(Records from a collection)
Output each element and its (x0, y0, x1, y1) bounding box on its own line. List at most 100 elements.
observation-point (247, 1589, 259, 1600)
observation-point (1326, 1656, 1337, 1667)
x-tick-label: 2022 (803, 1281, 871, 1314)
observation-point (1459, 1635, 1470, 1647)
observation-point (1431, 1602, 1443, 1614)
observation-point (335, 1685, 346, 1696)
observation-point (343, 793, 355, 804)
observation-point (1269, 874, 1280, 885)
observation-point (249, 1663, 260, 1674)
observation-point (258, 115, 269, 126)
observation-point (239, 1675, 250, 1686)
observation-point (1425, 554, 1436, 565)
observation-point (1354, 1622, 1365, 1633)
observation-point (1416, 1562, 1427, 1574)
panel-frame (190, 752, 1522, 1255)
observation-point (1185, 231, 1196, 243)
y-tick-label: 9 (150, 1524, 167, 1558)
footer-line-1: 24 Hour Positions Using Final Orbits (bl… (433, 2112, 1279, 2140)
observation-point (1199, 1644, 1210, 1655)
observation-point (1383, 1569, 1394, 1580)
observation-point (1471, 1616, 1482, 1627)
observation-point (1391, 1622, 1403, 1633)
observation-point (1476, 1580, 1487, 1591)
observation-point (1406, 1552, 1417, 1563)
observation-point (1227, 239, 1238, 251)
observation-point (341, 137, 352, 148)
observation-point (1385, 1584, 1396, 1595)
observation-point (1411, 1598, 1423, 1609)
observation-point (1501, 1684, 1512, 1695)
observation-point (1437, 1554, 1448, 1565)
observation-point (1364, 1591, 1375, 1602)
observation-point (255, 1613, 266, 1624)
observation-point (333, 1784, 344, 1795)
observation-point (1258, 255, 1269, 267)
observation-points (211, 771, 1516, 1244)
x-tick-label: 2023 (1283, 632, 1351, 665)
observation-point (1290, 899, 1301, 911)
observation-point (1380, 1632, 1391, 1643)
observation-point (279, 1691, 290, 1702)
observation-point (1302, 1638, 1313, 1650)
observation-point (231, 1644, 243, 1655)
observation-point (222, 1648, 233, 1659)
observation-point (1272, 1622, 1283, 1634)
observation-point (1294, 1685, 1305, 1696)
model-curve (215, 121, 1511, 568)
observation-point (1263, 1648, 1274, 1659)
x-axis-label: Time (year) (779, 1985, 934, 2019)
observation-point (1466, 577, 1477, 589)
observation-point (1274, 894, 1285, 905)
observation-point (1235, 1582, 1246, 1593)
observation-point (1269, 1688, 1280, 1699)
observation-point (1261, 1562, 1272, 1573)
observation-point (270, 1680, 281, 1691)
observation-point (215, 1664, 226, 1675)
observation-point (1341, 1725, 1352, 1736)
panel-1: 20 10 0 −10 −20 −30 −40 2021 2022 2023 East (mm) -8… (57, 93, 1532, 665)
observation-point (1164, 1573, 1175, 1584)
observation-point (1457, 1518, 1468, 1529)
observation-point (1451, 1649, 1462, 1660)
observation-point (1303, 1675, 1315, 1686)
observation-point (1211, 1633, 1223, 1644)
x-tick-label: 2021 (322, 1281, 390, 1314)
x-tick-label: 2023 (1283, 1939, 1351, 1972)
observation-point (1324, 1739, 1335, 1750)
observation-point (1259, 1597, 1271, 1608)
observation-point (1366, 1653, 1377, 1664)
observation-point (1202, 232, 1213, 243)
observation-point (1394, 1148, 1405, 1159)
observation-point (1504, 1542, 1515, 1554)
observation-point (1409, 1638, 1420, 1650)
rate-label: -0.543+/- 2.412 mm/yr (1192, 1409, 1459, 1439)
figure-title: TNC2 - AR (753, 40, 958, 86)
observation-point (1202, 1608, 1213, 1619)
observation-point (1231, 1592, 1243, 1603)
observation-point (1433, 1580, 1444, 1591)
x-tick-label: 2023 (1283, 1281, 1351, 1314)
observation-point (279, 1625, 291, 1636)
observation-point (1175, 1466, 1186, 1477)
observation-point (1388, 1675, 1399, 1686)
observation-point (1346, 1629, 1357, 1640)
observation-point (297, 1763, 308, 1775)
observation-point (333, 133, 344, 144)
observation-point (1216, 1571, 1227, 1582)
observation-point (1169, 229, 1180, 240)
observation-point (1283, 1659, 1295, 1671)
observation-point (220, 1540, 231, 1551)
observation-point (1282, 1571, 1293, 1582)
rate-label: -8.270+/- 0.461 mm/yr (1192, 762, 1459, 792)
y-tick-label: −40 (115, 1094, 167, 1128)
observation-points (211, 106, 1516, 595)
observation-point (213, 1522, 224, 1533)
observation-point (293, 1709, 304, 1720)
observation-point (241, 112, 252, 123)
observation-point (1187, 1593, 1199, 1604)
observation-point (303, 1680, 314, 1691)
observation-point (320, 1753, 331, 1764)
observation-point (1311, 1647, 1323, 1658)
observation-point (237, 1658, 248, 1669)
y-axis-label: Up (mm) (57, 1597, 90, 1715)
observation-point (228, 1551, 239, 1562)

→ The task:
Please reproduce every line of the listing above word for word, in the same order.

→ Complete answer:
Output each element and its (x0, y0, x1, y1) bounding box on its own line. List at most 100 elements.
observation-point (247, 1589, 259, 1600)
observation-point (1326, 1656, 1337, 1667)
x-tick-label: 2022 (803, 1281, 871, 1314)
observation-point (1459, 1635, 1470, 1647)
observation-point (1431, 1602, 1443, 1614)
observation-point (335, 1685, 346, 1696)
observation-point (343, 793, 355, 804)
observation-point (1269, 874, 1280, 885)
observation-point (249, 1663, 260, 1674)
observation-point (258, 115, 269, 126)
observation-point (239, 1675, 250, 1686)
observation-point (1425, 554, 1436, 565)
observation-point (1354, 1622, 1365, 1633)
observation-point (1416, 1562, 1427, 1574)
panel-frame (190, 752, 1522, 1255)
observation-point (1185, 231, 1196, 243)
y-tick-label: 9 (150, 1524, 167, 1558)
footer-line-1: 24 Hour Positions Using Final Orbits (bl… (433, 2112, 1279, 2140)
observation-point (1199, 1644, 1210, 1655)
observation-point (1383, 1569, 1394, 1580)
observation-point (1471, 1616, 1482, 1627)
observation-point (1391, 1622, 1403, 1633)
observation-point (1476, 1580, 1487, 1591)
observation-point (1406, 1552, 1417, 1563)
observation-point (1227, 239, 1238, 251)
observation-point (341, 137, 352, 148)
observation-point (1385, 1584, 1396, 1595)
observation-point (1411, 1598, 1423, 1609)
observation-point (1501, 1684, 1512, 1695)
observation-point (1437, 1554, 1448, 1565)
observation-point (1364, 1591, 1375, 1602)
observation-point (255, 1613, 266, 1624)
observation-point (333, 1784, 344, 1795)
observation-point (1258, 255, 1269, 267)
observation-points (211, 771, 1516, 1244)
x-tick-label: 2023 (1283, 632, 1351, 665)
observation-point (1290, 899, 1301, 911)
observation-point (1380, 1632, 1391, 1643)
observation-point (279, 1691, 290, 1702)
observation-point (1302, 1638, 1313, 1650)
observation-point (231, 1644, 243, 1655)
observation-point (222, 1648, 233, 1659)
observation-point (1272, 1622, 1283, 1634)
observation-point (1294, 1685, 1305, 1696)
model-curve (215, 121, 1511, 568)
observation-point (1263, 1648, 1274, 1659)
x-axis-label: Time (year) (779, 1985, 934, 2019)
observation-point (1466, 577, 1477, 589)
observation-point (1274, 894, 1285, 905)
observation-point (1235, 1582, 1246, 1593)
observation-point (1269, 1688, 1280, 1699)
observation-point (1261, 1562, 1272, 1573)
observation-point (270, 1680, 281, 1691)
observation-point (215, 1664, 226, 1675)
observation-point (1341, 1725, 1352, 1736)
panel-1: 20 10 0 −10 −20 −30 −40 2021 2022 2023 East (mm) -8… (57, 93, 1532, 665)
observation-point (1164, 1573, 1175, 1584)
observation-point (1457, 1518, 1468, 1529)
observation-point (1451, 1649, 1462, 1660)
observation-point (1303, 1675, 1315, 1686)
observation-point (1211, 1633, 1223, 1644)
x-tick-label: 2021 (322, 1281, 390, 1314)
x-tick-label: 2023 (1283, 1939, 1351, 1972)
observation-point (1324, 1739, 1335, 1750)
observation-point (1259, 1597, 1271, 1608)
observation-point (1366, 1653, 1377, 1664)
observation-point (1202, 232, 1213, 243)
observation-point (1394, 1148, 1405, 1159)
observation-point (1504, 1542, 1515, 1554)
observation-point (1409, 1638, 1420, 1650)
rate-label: -0.543+/- 2.412 mm/yr (1192, 1409, 1459, 1439)
figure-title: TNC2 - AR (753, 40, 958, 86)
observation-point (1202, 1608, 1213, 1619)
observation-point (1231, 1592, 1243, 1603)
observation-point (1433, 1580, 1444, 1591)
x-tick-label: 2023 (1283, 1281, 1351, 1314)
observation-point (279, 1625, 291, 1636)
observation-point (1175, 1466, 1186, 1477)
observation-point (1388, 1675, 1399, 1686)
observation-point (1346, 1629, 1357, 1640)
observation-point (297, 1763, 308, 1775)
observation-point (333, 133, 344, 144)
observation-point (1216, 1571, 1227, 1582)
observation-point (1169, 229, 1180, 240)
observation-point (1283, 1659, 1295, 1671)
observation-point (220, 1540, 231, 1551)
observation-point (1282, 1571, 1293, 1582)
rate-label: -8.270+/- 0.461 mm/yr (1192, 762, 1459, 792)
y-tick-label: −40 (115, 1094, 167, 1128)
observation-points (211, 106, 1516, 595)
observation-point (213, 1522, 224, 1533)
observation-point (293, 1709, 304, 1720)
observation-point (241, 112, 252, 123)
observation-point (1187, 1593, 1199, 1604)
observation-point (303, 1680, 314, 1691)
observation-point (320, 1753, 331, 1764)
observation-point (1311, 1647, 1323, 1658)
observation-point (237, 1658, 248, 1669)
y-axis-label: Up (mm) (57, 1597, 90, 1715)
observation-point (228, 1551, 239, 1562)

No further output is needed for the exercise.